◆ LESETEXT:
#####

Zweierlei Gedenken: Flierl eröffnet Mahntafeln am "Checkpoint" - Potsdamer Linke wollen Lenin zurück
von Markus Schleusener

Am Morgen des 4. August macht sich Alexandra Hildebrandt fertig für eine Freilicht-Museumseinweihung. Und zwar an genau der Stellen, an der vor gut einem Jahr ihre private Mauergedenkstätte abgeräumt worden ist. Dort entsteht jetzt eine staatliche Mauergedenkstätte. Hildebrandt ist schlecht gelaunt - was wird das werden?

Noch schlechter gelaunt ist Frank Henkel, der CDU-Generalsekretär. Der Wahlkampf läuft miserabel. Seine Partei unterkellert gerade laut Umfragen alles demoskopisch Dagewesene. Dann trifft er auf eine Abordnung der Jungen Union. Seine Laune klart sich etwas auf. Die JU ist generalstabsmäßig auf die Museumseinweihung vorbereitet. Schilder, Transparente ("Nie wieder Sozialismus in Deutschland, Herr Wowereit") - der Parteinachwuchs hat an alles gedacht. Zusammen begibt man sich in die Friedrichstraße. Zum einstigen Grenzkontrollpunkt "Checkpoint Charlie", einem der bekanntesten Orte des Kalten Krieges.

#####

◆ BEREITGESTELLTES MATERIAL:
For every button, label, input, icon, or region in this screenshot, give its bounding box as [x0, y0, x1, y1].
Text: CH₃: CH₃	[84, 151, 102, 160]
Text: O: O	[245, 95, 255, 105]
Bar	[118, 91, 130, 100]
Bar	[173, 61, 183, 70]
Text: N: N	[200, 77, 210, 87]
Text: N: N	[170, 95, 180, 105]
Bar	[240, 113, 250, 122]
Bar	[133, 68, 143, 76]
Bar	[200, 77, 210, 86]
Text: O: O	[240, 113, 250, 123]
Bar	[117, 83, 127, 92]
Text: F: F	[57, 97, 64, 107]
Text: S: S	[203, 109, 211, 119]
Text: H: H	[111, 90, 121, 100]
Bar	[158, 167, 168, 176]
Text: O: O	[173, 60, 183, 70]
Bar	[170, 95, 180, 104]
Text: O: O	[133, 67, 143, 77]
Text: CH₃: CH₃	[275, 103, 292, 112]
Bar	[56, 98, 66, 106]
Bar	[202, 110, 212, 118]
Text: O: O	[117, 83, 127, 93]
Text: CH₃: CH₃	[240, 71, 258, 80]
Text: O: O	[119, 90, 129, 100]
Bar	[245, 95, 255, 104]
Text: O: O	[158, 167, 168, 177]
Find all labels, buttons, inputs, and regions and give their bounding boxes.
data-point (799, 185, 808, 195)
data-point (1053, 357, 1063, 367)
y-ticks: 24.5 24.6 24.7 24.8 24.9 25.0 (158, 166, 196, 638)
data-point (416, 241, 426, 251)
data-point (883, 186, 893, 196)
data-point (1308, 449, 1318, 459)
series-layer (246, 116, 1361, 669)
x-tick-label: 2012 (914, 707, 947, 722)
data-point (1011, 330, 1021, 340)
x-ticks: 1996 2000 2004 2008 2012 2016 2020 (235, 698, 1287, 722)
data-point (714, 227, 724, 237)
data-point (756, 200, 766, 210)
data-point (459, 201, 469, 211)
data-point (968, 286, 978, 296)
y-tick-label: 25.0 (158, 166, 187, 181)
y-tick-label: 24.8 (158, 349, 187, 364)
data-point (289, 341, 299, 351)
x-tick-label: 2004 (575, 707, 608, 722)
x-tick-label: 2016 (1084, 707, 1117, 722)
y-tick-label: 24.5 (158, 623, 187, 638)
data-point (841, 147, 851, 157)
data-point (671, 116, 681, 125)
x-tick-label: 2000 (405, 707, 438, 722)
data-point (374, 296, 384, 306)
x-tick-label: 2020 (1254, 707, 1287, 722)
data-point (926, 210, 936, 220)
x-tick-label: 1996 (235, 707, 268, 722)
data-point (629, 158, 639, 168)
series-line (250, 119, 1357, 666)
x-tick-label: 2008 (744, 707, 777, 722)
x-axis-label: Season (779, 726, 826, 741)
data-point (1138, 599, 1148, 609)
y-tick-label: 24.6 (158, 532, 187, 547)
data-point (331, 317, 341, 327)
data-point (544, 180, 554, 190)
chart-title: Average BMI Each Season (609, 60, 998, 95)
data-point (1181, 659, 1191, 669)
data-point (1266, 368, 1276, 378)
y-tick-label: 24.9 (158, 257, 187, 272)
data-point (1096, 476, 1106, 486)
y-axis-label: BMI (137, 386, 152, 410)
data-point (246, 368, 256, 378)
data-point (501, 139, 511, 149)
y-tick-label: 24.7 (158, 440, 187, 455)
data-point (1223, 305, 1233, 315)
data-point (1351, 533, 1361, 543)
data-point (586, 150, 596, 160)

#####

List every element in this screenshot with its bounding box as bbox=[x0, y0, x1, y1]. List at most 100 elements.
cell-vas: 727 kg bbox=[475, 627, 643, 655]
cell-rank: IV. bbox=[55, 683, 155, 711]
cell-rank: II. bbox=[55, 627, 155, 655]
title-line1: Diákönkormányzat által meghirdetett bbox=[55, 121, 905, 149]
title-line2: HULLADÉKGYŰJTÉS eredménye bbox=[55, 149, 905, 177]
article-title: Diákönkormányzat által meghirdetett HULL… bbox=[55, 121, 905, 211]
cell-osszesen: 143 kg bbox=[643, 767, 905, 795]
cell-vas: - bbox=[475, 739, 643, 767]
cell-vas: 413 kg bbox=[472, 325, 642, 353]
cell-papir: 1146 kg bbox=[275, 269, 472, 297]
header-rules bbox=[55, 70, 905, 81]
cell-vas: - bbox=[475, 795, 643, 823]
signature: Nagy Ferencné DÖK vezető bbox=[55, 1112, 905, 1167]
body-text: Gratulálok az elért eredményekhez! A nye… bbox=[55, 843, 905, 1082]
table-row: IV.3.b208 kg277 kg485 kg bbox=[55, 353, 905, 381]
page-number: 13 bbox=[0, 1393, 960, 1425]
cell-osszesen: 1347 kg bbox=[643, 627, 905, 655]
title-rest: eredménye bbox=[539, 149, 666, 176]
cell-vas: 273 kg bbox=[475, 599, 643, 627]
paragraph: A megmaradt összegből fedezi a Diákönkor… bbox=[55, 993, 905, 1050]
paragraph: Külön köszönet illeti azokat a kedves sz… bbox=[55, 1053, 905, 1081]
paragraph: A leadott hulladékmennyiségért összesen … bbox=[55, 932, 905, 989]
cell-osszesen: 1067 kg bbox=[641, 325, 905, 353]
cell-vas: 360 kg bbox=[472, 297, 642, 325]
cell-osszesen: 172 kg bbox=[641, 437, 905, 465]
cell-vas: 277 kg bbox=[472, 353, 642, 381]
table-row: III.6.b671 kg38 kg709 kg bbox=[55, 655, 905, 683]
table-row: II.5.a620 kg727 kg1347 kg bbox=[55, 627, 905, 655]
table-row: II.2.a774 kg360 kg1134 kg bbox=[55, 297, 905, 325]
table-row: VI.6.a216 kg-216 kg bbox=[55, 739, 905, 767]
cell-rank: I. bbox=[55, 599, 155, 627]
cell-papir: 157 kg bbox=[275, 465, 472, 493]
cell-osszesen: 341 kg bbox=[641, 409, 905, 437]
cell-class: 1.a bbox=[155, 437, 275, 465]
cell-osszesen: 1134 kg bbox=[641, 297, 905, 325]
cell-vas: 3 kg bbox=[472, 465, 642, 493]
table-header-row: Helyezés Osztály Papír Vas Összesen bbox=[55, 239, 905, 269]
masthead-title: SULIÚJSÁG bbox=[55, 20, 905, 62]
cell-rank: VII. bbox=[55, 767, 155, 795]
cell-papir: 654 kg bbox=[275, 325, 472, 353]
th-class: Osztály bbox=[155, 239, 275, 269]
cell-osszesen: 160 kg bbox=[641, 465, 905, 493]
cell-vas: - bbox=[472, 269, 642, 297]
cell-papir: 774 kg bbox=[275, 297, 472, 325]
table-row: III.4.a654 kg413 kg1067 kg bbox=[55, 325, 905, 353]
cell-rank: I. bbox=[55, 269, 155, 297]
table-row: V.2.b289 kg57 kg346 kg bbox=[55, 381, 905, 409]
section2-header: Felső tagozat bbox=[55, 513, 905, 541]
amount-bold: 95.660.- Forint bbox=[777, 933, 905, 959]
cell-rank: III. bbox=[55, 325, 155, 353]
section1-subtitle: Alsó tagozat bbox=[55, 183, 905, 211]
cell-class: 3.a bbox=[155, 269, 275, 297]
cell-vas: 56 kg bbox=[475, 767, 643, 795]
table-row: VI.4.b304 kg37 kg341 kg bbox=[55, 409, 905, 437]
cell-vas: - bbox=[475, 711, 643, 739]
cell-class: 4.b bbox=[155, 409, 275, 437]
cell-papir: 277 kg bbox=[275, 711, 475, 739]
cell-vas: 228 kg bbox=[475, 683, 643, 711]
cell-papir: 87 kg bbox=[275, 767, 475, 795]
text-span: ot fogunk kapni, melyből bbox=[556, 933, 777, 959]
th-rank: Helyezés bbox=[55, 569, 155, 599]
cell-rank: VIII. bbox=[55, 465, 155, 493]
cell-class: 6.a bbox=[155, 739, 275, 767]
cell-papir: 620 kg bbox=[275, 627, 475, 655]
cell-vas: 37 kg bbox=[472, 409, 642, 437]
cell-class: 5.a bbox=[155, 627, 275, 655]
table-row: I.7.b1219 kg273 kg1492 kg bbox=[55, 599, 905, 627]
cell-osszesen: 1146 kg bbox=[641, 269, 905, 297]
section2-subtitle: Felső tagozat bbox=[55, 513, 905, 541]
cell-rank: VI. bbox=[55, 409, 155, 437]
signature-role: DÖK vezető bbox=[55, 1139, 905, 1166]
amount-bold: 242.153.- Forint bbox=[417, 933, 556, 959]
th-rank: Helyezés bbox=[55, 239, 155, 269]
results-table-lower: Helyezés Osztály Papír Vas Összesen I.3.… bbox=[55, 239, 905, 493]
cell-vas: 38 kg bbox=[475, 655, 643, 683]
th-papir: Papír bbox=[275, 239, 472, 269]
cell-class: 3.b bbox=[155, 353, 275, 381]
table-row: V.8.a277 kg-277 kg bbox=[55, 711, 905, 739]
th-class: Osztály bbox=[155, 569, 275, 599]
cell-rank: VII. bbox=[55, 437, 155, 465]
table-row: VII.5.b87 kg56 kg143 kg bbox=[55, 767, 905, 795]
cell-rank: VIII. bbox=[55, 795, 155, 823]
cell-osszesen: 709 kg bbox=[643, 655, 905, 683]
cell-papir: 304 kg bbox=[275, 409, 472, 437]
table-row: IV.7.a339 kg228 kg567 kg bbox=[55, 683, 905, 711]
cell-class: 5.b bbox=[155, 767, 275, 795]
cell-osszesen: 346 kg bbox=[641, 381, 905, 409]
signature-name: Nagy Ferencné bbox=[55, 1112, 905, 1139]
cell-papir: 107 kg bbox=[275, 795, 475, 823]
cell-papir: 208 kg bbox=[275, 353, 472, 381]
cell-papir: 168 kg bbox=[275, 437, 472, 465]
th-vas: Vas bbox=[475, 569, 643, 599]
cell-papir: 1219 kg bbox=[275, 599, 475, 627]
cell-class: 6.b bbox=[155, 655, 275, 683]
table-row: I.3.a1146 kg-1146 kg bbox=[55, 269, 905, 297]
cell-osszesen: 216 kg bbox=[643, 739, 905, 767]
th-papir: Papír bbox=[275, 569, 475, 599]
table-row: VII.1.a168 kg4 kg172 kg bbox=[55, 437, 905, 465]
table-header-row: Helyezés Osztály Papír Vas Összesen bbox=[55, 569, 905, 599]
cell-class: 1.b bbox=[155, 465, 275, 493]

#####

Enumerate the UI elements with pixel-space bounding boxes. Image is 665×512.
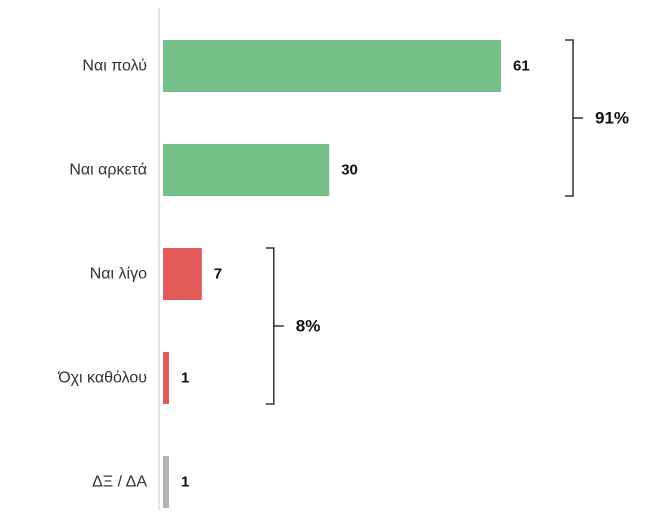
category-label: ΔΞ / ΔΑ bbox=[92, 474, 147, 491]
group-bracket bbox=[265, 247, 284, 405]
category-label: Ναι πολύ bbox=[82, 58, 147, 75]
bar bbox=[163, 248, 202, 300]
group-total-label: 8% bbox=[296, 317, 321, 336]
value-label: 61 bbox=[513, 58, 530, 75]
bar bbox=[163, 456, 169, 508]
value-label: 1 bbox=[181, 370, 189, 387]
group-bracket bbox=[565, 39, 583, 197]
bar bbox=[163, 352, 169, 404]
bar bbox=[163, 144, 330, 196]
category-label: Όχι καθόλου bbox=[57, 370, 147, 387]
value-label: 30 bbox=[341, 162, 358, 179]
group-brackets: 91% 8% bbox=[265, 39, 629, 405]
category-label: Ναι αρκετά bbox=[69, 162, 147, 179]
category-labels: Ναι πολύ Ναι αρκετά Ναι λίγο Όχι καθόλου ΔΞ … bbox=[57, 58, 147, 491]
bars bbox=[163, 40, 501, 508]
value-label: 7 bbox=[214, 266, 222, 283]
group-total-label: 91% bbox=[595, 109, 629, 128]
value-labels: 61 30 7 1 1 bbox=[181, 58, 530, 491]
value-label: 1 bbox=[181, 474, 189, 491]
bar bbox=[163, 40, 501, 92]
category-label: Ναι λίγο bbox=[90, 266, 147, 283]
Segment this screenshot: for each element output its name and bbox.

#####

◆ AUFGABENSTELLUNG:
[a] Beantworte diese Fragen zum Lesetext:
(i) Welches Amt hat Frank Henkel?
(ii) Wann wurde Alexandra Hildebrandts private Mauergedenkstätte abgeräumt?
(iii) In welche Straße begibt man sich zusammen mit der Jungen Union?
[b] Fasse den Lesetext in zwei Sätzen zusammen.
[c] Schreib den Abschnitt des Lesetextes, der mit "Zweierlei Gedenken: Flierl" beginnt und bis "wird das werden?" weitergeht, noch einmal ab und ersetze dabei "Mauergedenkstätte" durch "Erinnerungsstätte".

◆ ERGEBNISSE:
[a]
(i) Er ist CDU-Generalsekretär.
(ii) Vor gut einem Jahr.
(iii) In die Friedrichstraße.

[b] Am Morgen des 4. August bereitet sich Alexandra Hildebrandt schlecht gelaunt auf die Einweihung eines Freilichtmuseums vor, und zwar dort, wo vor gut einem Jahr ihre private Mauergedenkstätte abgeräumt wurde und jetzt eine staatliche entsteht. CDU-Generalsekretär Frank Henkel, dessen Partei im Wahlkampf laut Umfragen miserabel dasteht, trifft auf die gut vorbereitete Junge Union und geht mit ihr zum einstigen Grenzkontrollpunkt "Checkpoint Charlie" in der Friedrichstraße.

[c]
Zweierlei Gedenken: Flierl eröffnet Mahntafeln am "Checkpoint" - Potsdamer Linke wollen Lenin zurück
von Markus Schleusener

Am Morgen des 4. August macht sich Alexandra Hildebrandt fertig für eine Freilicht-Museumseinweihung. Und zwar an genau der Stellen, an der vor gut einem Jahr ihre private Erinnerungsstätte abgeräumt worden ist. Dort entsteht jetzt eine staatliche Erinnerungsstätte. Hildebrandt ist schlecht gelaunt - was wird das werden?